Copy every row below line for line, with no changes, and leave out the pictures.

Region and label listings →
<<<<

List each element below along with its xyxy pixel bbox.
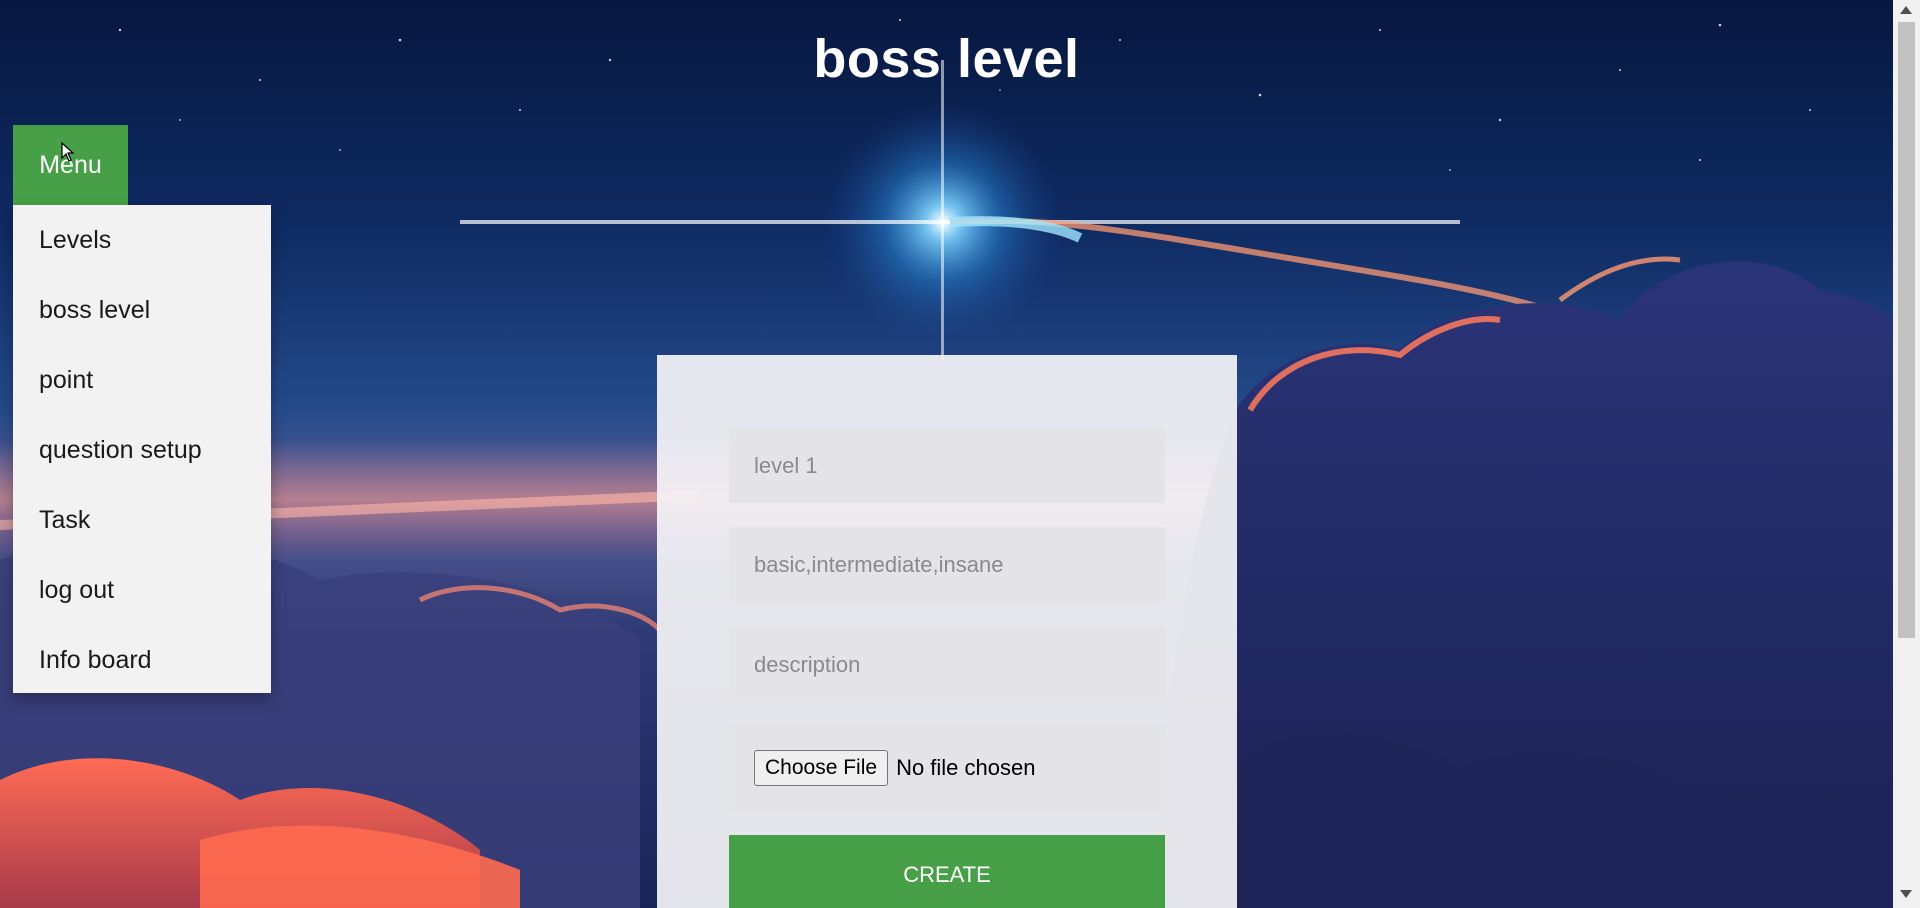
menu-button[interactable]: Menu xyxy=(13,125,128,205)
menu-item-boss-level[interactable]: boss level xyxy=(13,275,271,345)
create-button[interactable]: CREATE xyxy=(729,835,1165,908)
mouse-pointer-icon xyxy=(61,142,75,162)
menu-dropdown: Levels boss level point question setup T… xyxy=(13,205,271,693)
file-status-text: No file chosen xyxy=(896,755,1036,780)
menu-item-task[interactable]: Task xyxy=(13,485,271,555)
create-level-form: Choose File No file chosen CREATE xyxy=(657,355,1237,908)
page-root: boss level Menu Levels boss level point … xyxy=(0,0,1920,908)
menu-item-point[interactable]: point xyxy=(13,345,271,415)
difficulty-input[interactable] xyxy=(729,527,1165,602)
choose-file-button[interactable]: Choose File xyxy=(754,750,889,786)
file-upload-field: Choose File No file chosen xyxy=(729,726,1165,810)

>>>>

Full answer →
List each element below along with its xyxy pixel bbox.
menu-button[interactable]: Menu xyxy=(13,125,128,205)
menu-item-boss-level[interactable]: boss level xyxy=(13,275,271,345)
create-button[interactable]: CREATE xyxy=(729,835,1165,908)
mouse-pointer-icon xyxy=(61,142,75,162)
menu-dropdown: Levels boss level point question setup T… xyxy=(13,205,271,693)
file-status-text: No file chosen xyxy=(896,755,1036,780)
menu-item-task[interactable]: Task xyxy=(13,485,271,555)
create-level-form: Choose File No file chosen CREATE xyxy=(657,355,1237,908)
page-root: boss level Menu Levels boss level point … xyxy=(0,0,1920,908)
menu-item-point[interactable]: point xyxy=(13,345,271,415)
difficulty-input[interactable] xyxy=(729,527,1165,602)
choose-file-button[interactable]: Choose File xyxy=(754,750,889,786)
file-upload-field: Choose File No file chosen xyxy=(729,726,1165,810)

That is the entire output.